What is required: The listing beneath should be written out in full, exactly as shown.

[Entries with figure data]
---

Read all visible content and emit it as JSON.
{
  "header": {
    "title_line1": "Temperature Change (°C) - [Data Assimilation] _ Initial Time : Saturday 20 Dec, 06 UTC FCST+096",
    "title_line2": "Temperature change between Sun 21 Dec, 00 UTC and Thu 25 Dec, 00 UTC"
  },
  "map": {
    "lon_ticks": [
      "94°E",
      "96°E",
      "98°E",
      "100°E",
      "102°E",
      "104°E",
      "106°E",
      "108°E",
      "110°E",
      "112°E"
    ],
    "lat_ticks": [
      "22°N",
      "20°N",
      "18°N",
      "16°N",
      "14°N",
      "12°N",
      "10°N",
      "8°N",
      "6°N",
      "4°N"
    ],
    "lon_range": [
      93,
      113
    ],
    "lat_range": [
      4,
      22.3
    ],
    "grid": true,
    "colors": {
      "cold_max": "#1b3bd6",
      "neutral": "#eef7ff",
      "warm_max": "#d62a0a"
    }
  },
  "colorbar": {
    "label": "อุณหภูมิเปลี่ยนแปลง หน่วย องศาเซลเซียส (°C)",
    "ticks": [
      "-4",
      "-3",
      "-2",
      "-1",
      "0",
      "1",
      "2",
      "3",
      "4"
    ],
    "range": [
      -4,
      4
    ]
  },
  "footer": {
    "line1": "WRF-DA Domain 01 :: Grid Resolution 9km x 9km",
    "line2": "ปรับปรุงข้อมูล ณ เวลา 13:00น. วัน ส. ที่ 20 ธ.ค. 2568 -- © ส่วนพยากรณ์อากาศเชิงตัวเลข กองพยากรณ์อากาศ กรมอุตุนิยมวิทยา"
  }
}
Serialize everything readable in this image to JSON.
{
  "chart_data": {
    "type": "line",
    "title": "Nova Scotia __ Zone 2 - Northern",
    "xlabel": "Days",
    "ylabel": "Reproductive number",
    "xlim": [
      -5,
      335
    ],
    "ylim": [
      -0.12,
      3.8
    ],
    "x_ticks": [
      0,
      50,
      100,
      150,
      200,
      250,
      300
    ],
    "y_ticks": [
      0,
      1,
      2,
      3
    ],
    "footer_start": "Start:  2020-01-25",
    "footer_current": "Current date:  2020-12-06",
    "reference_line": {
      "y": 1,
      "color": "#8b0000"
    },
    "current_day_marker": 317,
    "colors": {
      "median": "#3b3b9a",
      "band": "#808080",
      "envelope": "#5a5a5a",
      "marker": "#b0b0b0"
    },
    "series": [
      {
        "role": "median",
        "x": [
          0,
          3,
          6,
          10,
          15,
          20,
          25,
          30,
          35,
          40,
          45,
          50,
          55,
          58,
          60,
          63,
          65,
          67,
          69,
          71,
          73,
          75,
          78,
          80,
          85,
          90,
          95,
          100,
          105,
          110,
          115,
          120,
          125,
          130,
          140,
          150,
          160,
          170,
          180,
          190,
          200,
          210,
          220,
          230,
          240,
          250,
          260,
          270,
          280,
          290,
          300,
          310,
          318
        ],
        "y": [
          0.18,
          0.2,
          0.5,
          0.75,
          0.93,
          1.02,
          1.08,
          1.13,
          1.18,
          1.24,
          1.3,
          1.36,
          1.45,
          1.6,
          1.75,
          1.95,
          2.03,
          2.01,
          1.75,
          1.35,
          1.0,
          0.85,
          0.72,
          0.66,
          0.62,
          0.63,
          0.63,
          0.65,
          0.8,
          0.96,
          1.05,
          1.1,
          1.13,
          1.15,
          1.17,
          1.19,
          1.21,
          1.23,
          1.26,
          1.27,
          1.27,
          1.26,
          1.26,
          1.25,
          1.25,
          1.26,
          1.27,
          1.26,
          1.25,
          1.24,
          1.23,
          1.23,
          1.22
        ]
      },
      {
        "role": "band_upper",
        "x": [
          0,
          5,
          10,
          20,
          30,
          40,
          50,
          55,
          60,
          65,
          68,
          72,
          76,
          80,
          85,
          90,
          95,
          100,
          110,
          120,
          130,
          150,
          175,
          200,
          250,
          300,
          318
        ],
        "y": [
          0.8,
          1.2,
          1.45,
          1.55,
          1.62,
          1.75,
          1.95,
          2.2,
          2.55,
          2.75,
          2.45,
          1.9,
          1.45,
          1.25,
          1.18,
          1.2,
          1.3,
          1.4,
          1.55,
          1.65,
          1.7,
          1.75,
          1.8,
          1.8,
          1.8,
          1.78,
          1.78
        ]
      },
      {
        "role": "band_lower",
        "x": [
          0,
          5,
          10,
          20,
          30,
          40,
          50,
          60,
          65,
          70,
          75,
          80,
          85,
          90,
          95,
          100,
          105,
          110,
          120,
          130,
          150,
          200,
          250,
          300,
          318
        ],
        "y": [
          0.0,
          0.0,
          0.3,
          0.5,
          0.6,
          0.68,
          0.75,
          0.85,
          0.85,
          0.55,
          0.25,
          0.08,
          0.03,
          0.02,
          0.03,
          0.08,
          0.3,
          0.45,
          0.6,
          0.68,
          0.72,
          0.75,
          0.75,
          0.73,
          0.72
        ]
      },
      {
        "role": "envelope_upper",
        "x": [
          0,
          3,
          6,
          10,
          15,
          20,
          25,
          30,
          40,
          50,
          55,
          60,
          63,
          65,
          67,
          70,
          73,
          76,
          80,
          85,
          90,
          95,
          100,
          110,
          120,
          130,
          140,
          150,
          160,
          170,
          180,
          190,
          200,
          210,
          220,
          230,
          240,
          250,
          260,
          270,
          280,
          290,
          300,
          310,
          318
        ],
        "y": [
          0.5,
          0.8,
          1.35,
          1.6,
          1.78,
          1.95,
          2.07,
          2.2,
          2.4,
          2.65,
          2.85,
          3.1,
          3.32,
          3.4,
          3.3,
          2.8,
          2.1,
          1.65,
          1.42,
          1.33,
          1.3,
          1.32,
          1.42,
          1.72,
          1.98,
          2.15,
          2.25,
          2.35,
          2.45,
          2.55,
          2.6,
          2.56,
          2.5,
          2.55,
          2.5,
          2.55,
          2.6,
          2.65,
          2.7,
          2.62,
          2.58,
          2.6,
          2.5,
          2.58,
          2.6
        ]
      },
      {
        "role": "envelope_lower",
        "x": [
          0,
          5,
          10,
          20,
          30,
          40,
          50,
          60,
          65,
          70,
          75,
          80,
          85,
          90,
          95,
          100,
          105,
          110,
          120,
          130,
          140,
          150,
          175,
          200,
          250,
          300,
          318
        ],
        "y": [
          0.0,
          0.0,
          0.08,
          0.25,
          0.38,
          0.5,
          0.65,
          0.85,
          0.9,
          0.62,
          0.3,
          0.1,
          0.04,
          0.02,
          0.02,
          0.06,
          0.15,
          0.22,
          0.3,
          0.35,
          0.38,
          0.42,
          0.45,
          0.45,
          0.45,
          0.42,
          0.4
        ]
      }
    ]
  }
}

---

Result below:
Read all visible content and emit it as JSON.
{
  "header": {
    "title_line1": "Temperature Change (°C) - [Data Assimilation] _ Initial Time : Saturday 20 Dec, 06 UTC FCST+096",
    "title_line2": "Temperature change between Sun 21 Dec, 00 UTC and Thu 25 Dec, 00 UTC"
  },
  "map": {
    "lon_ticks": [
      "94°E",
      "96°E",
      "98°E",
      "100°E",
      "102°E",
      "104°E",
      "106°E",
      "108°E",
      "110°E",
      "112°E"
    ],
    "lat_ticks": [
      "22°N",
      "20°N",
      "18°N",
      "16°N",
      "14°N",
      "12°N",
      "10°N",
      "8°N",
      "6°N",
      "4°N"
    ],
    "lon_range": [
      93,
      113
    ],
    "lat_range": [
      4,
      22.3
    ],
    "grid": true,
    "colors": {
      "cold_max": "#1b3bd6",
      "neutral": "#eef7ff",
      "warm_max": "#d62a0a"
    }
  },
  "colorbar": {
    "label": "อุณหภูมิเปลี่ยนแปลง หน่วย องศาเซลเซียส (°C)",
    "ticks": [
      "-4",
      "-3",
      "-2",
      "-1",
      "0",
      "1",
      "2",
      "3",
      "4"
    ],
    "range": [
      -4,
      4
    ]
  },
  "footer": {
    "line1": "WRF-DA Domain 01 :: Grid Resolution 9km x 9km",
    "line2": "ปรับปรุงข้อมูล ณ เวลา 13:00น. วัน ส. ที่ 20 ธ.ค. 2568 -- © ส่วนพยากรณ์อากาศเชิงตัวเลข กองพยากรณ์อากาศ กรมอุตุนิยมวิทยา"
  }
}
Serialize everything readable in this image to JSON.
{
  "chart_data": {
    "type": "line",
    "title": "Nova Scotia __ Zone 2 - Northern",
    "xlabel": "Days",
    "ylabel": "Reproductive number",
    "xlim": [
      -5,
      335
    ],
    "ylim": [
      -0.12,
      3.8
    ],
    "x_ticks": [
      0,
      50,
      100,
      150,
      200,
      250,
      300
    ],
    "y_ticks": [
      0,
      1,
      2,
      3
    ],
    "footer_start": "Start:  2020-01-25",
    "footer_current": "Current date:  2020-12-06",
    "reference_line": {
      "y": 1,
      "color": "#8b0000"
    },
    "current_day_marker": 317,
    "colors": {
      "median": "#3b3b9a",
      "band": "#808080",
      "envelope": "#5a5a5a",
      "marker": "#b0b0b0"
    },
    "series": [
      {
        "role": "median",
        "x": [
          0,
          3,
          6,
          10,
          15,
          20,
          25,
          30,
          35,
          40,
          45,
          50,
          55,
          58,
          60,
          63,
          65,
          67,
          69,
          71,
          73,
          75,
          78,
          80,
          85,
          90,
          95,
          100,
          105,
          110,
          115,
          120,
          125,
          130,
          140,
          150,
          160,
          170,
          180,
          190,
          200,
          210,
          220,
          230,
          240,
          250,
          260,
          270,
          280,
          290,
          300,
          310,
          318
        ],
        "y": [
          0.18,
          0.2,
          0.5,
          0.75,
          0.93,
          1.02,
          1.08,
          1.13,
          1.18,
          1.24,
          1.3,
          1.36,
          1.45,
          1.6,
          1.75,
          1.95,
          2.03,
          2.01,
          1.75,
          1.35,
          1.0,
          0.85,
          0.72,
          0.66,
          0.62,
          0.63,
          0.63,
          0.65,
          0.8,
          0.96,
          1.05,
          1.1,
          1.13,
          1.15,
          1.17,
          1.19,
          1.21,
          1.23,
          1.26,
          1.27,
          1.27,
          1.26,
          1.26,
          1.25,
          1.25,
          1.26,
          1.27,
          1.26,
          1.25,
          1.24,
          1.23,
          1.23,
          1.22
        ]
      },
      {
        "role": "band_upper",
        "x": [
          0,
          5,
          10,
          20,
          30,
          40,
          50,
          55,
          60,
          65,
          68,
          72,
          76,
          80,
          85,
          90,
          95,
          100,
          110,
          120,
          130,
          150,
          175,
          200,
          250,
          300,
          318
        ],
        "y": [
          0.8,
          1.2,
          1.45,
          1.55,
          1.62,
          1.75,
          1.95,
          2.2,
          2.55,
          2.75,
          2.45,
          1.9,
          1.45,
          1.25,
          1.18,
          1.2,
          1.3,
          1.4,
          1.55,
          1.65,
          1.7,
          1.75,
          1.8,
          1.8,
          1.8,
          1.78,
          1.78
        ]
      },
      {
        "role": "band_lower",
        "x": [
          0,
          5,
          10,
          20,
          30,
          40,
          50,
          60,
          65,
          70,
          75,
          80,
          85,
          90,
          95,
          100,
          105,
          110,
          120,
          130,
          150,
          200,
          250,
          300,
          318
        ],
        "y": [
          0.0,
          0.0,
          0.3,
          0.5,
          0.6,
          0.68,
          0.75,
          0.85,
          0.85,
          0.55,
          0.25,
          0.08,
          0.03,
          0.02,
          0.03,
          0.08,
          0.3,
          0.45,
          0.6,
          0.68,
          0.72,
          0.75,
          0.75,
          0.73,
          0.72
        ]
      },
      {
        "role": "envelope_upper",
        "x": [
          0,
          3,
          6,
          10,
          15,
          20,
          25,
          30,
          40,
          50,
          55,
          60,
          63,
          65,
          67,
          70,
          73,
          76,
          80,
          85,
          90,
          95,
          100,
          110,
          120,
          130,
          140,
          150,
          160,
          170,
          180,
          190,
          200,
          210,
          220,
          230,
          240,
          250,
          260,
          270,
          280,
          290,
          300,
          310,
          318
        ],
        "y": [
          0.5,
          0.8,
          1.35,
          1.6,
          1.78,
          1.95,
          2.07,
          2.2,
          2.4,
          2.65,
          2.85,
          3.1,
          3.32,
          3.4,
          3.3,
          2.8,
          2.1,
          1.65,
          1.42,
          1.33,
          1.3,
          1.32,
          1.42,
          1.72,
          1.98,
          2.15,
          2.25,
          2.35,
          2.45,
          2.55,
          2.6,
          2.56,
          2.5,
          2.55,
          2.5,
          2.55,
          2.6,
          2.65,
          2.7,
          2.62,
          2.58,
          2.6,
          2.5,
          2.58,
          2.6
        ]
      },
      {
        "role": "envelope_lower",
        "x": [
          0,
          5,
          10,
          20,
          30,
          40,
          50,
          60,
          65,
          70,
          75,
          80,
          85,
          90,
          95,
          100,
          105,
          110,
          120,
          130,
          140,
          150,
          175,
          200,
          250,
          300,
          318
        ],
        "y": [
          0.0,
          0.0,
          0.08,
          0.25,
          0.38,
          0.5,
          0.65,
          0.85,
          0.9,
          0.62,
          0.3,
          0.1,
          0.04,
          0.02,
          0.02,
          0.06,
          0.15,
          0.22,
          0.3,
          0.35,
          0.38,
          0.42,
          0.45,
          0.45,
          0.45,
          0.42,
          0.4
        ]
      }
    ]
  }
}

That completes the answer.